### PROBLEM STATEMENT
Copy the records word for word, starting at their first line and ending with the line that contains "divider bbox=[21, 181, 1168, 182]", including both of those lines.

** START OF PROVIDED DATA **

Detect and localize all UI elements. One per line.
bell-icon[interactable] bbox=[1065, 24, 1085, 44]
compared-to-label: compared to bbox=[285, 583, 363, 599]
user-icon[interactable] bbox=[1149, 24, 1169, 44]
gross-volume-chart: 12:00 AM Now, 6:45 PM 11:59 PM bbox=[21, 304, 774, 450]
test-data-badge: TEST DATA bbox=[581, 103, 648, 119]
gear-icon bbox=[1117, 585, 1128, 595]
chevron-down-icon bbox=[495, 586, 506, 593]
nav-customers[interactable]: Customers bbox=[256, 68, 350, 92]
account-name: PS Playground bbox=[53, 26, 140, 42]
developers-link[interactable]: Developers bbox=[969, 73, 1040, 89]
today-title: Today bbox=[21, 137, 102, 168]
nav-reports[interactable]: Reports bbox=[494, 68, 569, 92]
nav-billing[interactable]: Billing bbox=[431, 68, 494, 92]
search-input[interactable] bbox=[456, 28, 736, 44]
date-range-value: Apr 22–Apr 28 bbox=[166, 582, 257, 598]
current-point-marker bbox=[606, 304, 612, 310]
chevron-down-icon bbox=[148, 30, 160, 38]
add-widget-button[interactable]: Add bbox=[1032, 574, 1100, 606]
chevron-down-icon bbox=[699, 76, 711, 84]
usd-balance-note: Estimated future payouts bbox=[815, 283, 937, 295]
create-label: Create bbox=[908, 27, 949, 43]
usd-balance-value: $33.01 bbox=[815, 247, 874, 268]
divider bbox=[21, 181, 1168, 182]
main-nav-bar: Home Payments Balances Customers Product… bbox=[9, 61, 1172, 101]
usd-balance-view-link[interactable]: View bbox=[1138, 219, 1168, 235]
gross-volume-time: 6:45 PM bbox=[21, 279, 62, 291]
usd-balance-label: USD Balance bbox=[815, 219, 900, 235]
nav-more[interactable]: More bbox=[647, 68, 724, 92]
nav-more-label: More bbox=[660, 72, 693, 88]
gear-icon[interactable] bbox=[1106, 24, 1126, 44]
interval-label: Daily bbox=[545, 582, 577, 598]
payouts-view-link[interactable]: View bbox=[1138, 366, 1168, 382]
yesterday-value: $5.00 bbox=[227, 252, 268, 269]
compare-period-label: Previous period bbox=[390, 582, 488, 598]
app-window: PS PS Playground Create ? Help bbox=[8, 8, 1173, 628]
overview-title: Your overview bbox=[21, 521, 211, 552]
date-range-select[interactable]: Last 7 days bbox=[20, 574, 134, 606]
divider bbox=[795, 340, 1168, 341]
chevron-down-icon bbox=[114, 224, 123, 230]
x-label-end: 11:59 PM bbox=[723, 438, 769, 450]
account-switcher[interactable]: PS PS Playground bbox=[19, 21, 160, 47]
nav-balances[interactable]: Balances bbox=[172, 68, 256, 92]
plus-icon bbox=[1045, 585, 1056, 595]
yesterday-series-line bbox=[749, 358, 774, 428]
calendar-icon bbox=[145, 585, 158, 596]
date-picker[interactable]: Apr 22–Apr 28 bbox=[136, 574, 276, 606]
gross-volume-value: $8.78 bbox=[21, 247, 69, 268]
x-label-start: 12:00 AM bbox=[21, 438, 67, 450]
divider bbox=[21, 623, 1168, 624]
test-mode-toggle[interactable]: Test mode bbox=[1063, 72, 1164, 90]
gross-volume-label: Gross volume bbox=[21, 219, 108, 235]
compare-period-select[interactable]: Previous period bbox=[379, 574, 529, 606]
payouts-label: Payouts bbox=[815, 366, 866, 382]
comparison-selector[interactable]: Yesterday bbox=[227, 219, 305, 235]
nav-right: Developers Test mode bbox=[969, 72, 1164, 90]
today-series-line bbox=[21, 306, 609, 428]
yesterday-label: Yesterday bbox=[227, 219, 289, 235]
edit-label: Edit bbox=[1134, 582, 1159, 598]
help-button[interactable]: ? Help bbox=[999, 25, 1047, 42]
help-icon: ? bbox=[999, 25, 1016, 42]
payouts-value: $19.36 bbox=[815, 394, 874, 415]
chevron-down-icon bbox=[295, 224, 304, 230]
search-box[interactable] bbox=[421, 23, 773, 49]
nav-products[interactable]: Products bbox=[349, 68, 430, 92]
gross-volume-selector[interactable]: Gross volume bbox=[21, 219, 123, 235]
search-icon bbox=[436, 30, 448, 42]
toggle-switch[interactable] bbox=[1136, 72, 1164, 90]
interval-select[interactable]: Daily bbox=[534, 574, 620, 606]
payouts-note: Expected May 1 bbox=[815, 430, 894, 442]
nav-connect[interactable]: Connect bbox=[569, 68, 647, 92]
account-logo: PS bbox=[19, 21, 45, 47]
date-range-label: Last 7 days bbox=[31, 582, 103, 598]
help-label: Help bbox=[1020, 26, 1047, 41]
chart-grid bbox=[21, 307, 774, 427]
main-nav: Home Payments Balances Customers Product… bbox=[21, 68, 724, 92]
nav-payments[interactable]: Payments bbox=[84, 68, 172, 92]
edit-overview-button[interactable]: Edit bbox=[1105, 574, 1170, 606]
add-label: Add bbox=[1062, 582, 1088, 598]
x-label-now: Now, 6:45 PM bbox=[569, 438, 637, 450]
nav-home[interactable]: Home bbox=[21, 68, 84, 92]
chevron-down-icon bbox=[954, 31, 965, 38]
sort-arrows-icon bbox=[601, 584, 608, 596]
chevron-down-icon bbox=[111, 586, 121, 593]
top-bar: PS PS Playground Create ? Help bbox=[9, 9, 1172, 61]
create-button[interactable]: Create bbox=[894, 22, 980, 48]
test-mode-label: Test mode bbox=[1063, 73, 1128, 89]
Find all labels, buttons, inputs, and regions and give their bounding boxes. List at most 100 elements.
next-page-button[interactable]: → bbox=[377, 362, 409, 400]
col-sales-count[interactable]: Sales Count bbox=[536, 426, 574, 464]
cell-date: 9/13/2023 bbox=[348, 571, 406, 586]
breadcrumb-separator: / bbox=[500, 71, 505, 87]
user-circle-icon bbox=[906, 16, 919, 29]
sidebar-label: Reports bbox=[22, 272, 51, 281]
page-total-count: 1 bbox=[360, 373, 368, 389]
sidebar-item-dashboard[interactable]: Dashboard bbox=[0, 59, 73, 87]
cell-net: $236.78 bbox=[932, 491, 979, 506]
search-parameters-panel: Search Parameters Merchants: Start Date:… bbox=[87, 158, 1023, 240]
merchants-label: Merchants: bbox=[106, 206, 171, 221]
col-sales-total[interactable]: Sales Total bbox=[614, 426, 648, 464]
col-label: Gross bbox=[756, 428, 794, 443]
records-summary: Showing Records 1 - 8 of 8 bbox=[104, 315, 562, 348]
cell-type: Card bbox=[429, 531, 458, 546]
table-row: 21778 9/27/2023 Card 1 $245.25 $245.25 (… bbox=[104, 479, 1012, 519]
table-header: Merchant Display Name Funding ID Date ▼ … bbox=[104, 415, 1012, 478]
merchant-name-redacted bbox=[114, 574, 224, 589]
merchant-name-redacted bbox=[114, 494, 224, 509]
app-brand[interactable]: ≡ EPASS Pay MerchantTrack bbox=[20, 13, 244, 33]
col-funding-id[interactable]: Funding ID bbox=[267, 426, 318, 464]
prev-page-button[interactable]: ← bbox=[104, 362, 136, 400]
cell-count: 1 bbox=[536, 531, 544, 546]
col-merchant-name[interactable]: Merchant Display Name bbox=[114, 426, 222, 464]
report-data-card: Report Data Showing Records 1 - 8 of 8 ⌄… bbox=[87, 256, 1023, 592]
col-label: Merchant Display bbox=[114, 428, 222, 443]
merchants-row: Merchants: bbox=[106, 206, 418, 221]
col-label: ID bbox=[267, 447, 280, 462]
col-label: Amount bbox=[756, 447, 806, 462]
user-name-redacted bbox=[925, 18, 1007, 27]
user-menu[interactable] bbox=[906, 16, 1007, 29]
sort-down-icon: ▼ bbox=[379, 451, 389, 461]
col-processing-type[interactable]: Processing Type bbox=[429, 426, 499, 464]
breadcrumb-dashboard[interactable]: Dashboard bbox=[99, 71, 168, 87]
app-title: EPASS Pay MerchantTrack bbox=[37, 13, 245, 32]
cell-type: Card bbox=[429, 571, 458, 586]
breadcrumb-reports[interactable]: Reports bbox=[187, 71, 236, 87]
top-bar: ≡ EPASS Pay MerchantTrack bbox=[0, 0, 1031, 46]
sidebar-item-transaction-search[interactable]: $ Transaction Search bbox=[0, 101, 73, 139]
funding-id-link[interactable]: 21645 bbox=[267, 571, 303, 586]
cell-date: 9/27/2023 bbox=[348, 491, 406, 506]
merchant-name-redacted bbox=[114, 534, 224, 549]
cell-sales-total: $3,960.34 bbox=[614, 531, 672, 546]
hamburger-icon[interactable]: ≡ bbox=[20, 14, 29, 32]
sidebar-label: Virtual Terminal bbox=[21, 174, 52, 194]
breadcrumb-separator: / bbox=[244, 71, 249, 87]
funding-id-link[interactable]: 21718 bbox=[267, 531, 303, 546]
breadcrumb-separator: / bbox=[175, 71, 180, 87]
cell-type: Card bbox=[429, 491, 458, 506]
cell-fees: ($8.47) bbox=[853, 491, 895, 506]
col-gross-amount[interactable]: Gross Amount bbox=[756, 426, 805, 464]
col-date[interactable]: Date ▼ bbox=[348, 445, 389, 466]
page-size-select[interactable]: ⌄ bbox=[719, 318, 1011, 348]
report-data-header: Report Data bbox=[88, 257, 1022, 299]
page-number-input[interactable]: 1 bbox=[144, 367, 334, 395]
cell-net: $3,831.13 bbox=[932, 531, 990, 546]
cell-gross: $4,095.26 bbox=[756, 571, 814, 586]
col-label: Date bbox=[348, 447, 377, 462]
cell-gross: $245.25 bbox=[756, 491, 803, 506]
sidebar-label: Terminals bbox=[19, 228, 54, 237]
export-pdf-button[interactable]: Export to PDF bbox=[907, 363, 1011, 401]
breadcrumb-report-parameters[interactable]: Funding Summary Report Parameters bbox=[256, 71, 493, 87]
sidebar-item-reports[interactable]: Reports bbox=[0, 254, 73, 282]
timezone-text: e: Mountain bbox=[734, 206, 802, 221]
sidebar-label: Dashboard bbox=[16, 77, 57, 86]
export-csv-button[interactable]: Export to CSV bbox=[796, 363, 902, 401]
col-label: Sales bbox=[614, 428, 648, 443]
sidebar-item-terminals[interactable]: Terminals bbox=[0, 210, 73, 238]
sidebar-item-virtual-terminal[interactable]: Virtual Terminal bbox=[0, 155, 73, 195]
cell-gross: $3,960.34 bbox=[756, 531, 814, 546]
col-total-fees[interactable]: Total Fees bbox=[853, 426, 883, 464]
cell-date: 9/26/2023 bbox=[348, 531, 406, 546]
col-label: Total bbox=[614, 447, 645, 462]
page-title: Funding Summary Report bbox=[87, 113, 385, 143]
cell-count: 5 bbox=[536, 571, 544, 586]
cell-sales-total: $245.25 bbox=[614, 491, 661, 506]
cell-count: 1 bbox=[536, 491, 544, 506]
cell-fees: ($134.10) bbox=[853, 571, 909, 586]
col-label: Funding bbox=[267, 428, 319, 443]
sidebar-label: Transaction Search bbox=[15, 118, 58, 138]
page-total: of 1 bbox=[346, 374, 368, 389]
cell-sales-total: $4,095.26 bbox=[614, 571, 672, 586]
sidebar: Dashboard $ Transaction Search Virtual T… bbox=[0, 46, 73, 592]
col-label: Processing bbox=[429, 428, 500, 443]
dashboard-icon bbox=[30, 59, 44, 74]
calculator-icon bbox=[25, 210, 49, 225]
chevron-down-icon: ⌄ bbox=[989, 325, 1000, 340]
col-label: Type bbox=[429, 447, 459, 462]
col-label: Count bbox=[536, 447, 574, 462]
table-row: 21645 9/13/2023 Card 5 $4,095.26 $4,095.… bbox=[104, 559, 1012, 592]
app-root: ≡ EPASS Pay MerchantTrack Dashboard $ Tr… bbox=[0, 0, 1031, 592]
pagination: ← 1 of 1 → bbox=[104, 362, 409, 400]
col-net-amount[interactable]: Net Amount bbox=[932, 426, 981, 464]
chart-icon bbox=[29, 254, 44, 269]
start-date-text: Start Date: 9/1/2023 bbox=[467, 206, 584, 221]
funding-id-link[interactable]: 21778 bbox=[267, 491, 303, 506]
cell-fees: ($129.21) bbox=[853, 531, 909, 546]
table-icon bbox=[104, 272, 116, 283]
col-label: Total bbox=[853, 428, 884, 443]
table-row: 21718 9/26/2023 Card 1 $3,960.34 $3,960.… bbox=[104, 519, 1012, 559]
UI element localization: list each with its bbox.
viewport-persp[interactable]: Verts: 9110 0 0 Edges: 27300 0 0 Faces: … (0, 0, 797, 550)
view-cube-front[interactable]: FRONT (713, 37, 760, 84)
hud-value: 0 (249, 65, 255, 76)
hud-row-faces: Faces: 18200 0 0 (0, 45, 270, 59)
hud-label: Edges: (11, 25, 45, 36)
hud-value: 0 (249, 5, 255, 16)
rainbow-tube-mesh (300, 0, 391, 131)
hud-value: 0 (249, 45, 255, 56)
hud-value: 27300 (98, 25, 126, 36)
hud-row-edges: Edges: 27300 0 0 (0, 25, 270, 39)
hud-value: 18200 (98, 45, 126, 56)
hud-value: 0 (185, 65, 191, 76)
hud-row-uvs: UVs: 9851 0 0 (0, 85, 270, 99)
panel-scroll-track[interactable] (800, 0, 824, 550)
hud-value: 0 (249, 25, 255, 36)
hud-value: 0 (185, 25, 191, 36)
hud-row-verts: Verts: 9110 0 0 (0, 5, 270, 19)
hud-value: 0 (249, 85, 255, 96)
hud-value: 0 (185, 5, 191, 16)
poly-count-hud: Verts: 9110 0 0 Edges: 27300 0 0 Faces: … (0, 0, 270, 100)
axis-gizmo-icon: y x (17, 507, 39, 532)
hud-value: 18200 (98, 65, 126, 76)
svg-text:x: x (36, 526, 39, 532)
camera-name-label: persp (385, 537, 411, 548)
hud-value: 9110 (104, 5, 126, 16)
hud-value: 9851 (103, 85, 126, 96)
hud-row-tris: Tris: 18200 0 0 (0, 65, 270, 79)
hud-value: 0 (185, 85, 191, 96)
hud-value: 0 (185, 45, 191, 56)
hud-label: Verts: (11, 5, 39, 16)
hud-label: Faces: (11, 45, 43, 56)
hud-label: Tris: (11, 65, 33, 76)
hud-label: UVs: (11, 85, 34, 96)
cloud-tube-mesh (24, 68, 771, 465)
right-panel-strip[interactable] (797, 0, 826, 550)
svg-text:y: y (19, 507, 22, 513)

** END OF PROVIDED DATA **

### RESPONSE TO THE TASK
Detect and localize all UI elements. One per line.
bell-icon[interactable] bbox=[1065, 24, 1085, 44]
compared-to-label: compared to bbox=[285, 583, 363, 599]
user-icon[interactable] bbox=[1149, 24, 1169, 44]
gross-volume-chart: 12:00 AM Now, 6:45 PM 11:59 PM bbox=[21, 304, 774, 450]
test-data-badge: TEST DATA bbox=[581, 103, 648, 119]
gear-icon bbox=[1117, 585, 1128, 595]
chevron-down-icon bbox=[495, 586, 506, 593]
nav-customers[interactable]: Customers bbox=[256, 68, 350, 92]
account-name: PS Playground bbox=[53, 26, 140, 42]
developers-link[interactable]: Developers bbox=[969, 73, 1040, 89]
today-title: Today bbox=[21, 137, 102, 168]
nav-reports[interactable]: Reports bbox=[494, 68, 569, 92]
nav-billing[interactable]: Billing bbox=[431, 68, 494, 92]
search-input[interactable] bbox=[456, 28, 736, 44]
date-range-value: Apr 22–Apr 28 bbox=[166, 582, 257, 598]
current-point-marker bbox=[606, 304, 612, 310]
chevron-down-icon bbox=[148, 30, 160, 38]
add-widget-button[interactable]: Add bbox=[1032, 574, 1100, 606]
chevron-down-icon bbox=[699, 76, 711, 84]
usd-balance-note: Estimated future payouts bbox=[815, 283, 937, 295]
create-label: Create bbox=[908, 27, 949, 43]
usd-balance-value: $33.01 bbox=[815, 247, 874, 268]
divider bbox=[21, 181, 1168, 182]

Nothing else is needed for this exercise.